**Required task**
Report all lines from the entries below in which "Bass" appears.
►
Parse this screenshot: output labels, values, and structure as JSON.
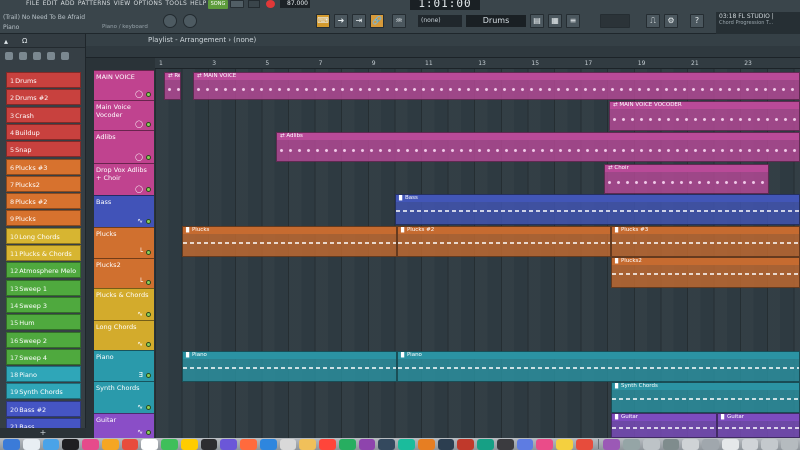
{
  "top": {
    "menu": [
      "FILE",
      "EDIT",
      "ADD",
      "PATTERNS",
      "VIEW",
      "OPTIONS",
      "TOOLS",
      "HELP"
    ],
    "hint_project": "(Trail) No Need To Be Afraid",
    "hint_tool": "Piano",
    "hint_sub": "Piano / keyboard",
    "song_label": "SONG",
    "tempo": "87.000",
    "time_display": "1:01:00",
    "pattern_select": "(none)",
    "drums_field": "Drums",
    "news_title": "03:18 FL STUDIO |",
    "news_sub": "Chord Progression T..."
  },
  "playlist": {
    "title": "Playlist - Arrangement › (none)",
    "bars": [
      "1",
      "3",
      "5",
      "7",
      "9",
      "11",
      "13",
      "15",
      "17",
      "19",
      "21",
      "23"
    ]
  },
  "channels": [
    {
      "num": "1",
      "label": "Drums",
      "color": "#c8413e"
    },
    {
      "num": "2",
      "label": "Drums #2",
      "color": "#c8413e"
    },
    {
      "num": "3",
      "label": "Crash",
      "color": "#c8413e"
    },
    {
      "num": "4",
      "label": "Buildup",
      "color": "#c8413e"
    },
    {
      "num": "5",
      "label": "Snap",
      "color": "#c8413e"
    },
    {
      "num": "6",
      "label": "Plucks #3",
      "color": "#d7722e"
    },
    {
      "num": "7",
      "label": "Plucks2",
      "color": "#d7722e"
    },
    {
      "num": "8",
      "label": "Plucks #2",
      "color": "#d7722e"
    },
    {
      "num": "9",
      "label": "Plucks",
      "color": "#d7722e"
    },
    {
      "num": "10",
      "label": "Long Chords",
      "color": "#d7b531"
    },
    {
      "num": "11",
      "label": "Plucks & Chords",
      "color": "#d7b531"
    },
    {
      "num": "12",
      "label": "Atmosphere Melo",
      "color": "#4fa93e"
    },
    {
      "num": "13",
      "label": "Sweep 1",
      "color": "#4fa93e"
    },
    {
      "num": "14",
      "label": "Sweep 3",
      "color": "#4fa93e"
    },
    {
      "num": "15",
      "label": "Hum",
      "color": "#4fa93e"
    },
    {
      "num": "16",
      "label": "Sweep 2",
      "color": "#4fa93e"
    },
    {
      "num": "17",
      "label": "Sweep 4",
      "color": "#4fa93e"
    },
    {
      "num": "18",
      "label": "Piano",
      "color": "#2fa6b8"
    },
    {
      "num": "19",
      "label": "Synth Chords",
      "color": "#2fa6b8"
    },
    {
      "num": "20",
      "label": "Bass #2",
      "color": "#4555c4"
    },
    {
      "num": "21",
      "label": "Bass",
      "color": "#4555c4"
    }
  ],
  "tracks": [
    {
      "label": "MAIN VOICE",
      "color": "#c0438f",
      "glyph": "◯"
    },
    {
      "label": "Main Voice Vocoder",
      "color": "#c0438f",
      "glyph": "◯"
    },
    {
      "label": "Adlibs",
      "color": "#c0438f",
      "glyph": "◯"
    },
    {
      "label": "Drop Vox Adlibs + Choir",
      "color": "#c0438f",
      "glyph": "◯"
    },
    {
      "label": "Bass",
      "color": "#4153b8",
      "glyph": "∿"
    },
    {
      "label": "Plucks",
      "color": "#d0702f",
      "glyph": "└"
    },
    {
      "label": "Plucks2",
      "color": "#d0702f",
      "glyph": "└"
    },
    {
      "label": "Plucks & Chords",
      "color": "#d3ab2c",
      "glyph": "∿"
    },
    {
      "label": "Long Chords",
      "color": "#d3ab2c",
      "glyph": "∿"
    },
    {
      "label": "Piano",
      "color": "#2a9aab",
      "glyph": "Ǝ"
    },
    {
      "label": "Synth Chords",
      "color": "#2a9aab",
      "glyph": "∿"
    },
    {
      "label": "Guitar",
      "color": "#8a4ec7",
      "glyph": "∿"
    }
  ],
  "clips": [
    {
      "label": "⇄ Re",
      "color": "#b94a98",
      "kind": "wave"
    },
    {
      "label": "⇄ MAIN VOICE",
      "color": "#b94a98",
      "kind": "wave"
    },
    {
      "label": "⇄ MAIN VOICE VOCODER",
      "color": "#b94a98",
      "kind": "wave"
    },
    {
      "label": "⇄ Adlibs",
      "color": "#b94a98",
      "kind": "wave"
    },
    {
      "label": "⇄ Choir",
      "color": "#b94a98",
      "kind": "wave"
    },
    {
      "label": "▊ Bass",
      "color": "#4256b7",
      "kind": "notes"
    },
    {
      "label": "▊ Plucks",
      "color": "#c66b30",
      "kind": "notes"
    },
    {
      "label": "▊ Plucks #2",
      "color": "#c66b30",
      "kind": "notes"
    },
    {
      "label": "▊ Plucks #3",
      "color": "#c66b30",
      "kind": "notes"
    },
    {
      "label": "▊ Plucks2",
      "color": "#c66b30",
      "kind": "notes"
    },
    {
      "label": "▊ Piano",
      "color": "#2b93a3",
      "kind": "notes"
    },
    {
      "label": "▊ Piano",
      "color": "#2b93a3",
      "kind": "notes"
    },
    {
      "label": "▊ Synth Chords",
      "color": "#2b93a3",
      "kind": "notes"
    },
    {
      "label": "▊ Guitar",
      "color": "#7d4cbf",
      "kind": "notes"
    },
    {
      "label": "▊ Guitar",
      "color": "#7d4cbf",
      "kind": "notes"
    }
  ],
  "browser_add_label": "+"
}
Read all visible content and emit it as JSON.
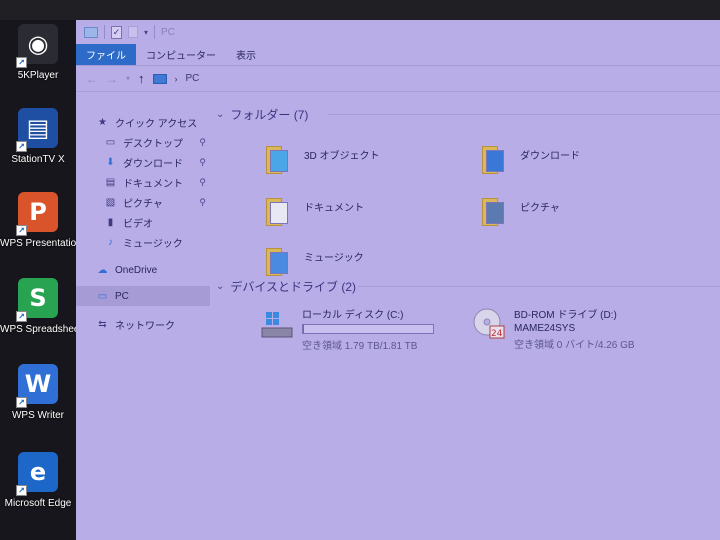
◄
**Solution to the problem**
      "label": "Bass #2",
      "label": "Bass",
      "label": "Bass",
      "label": "▊ Bass",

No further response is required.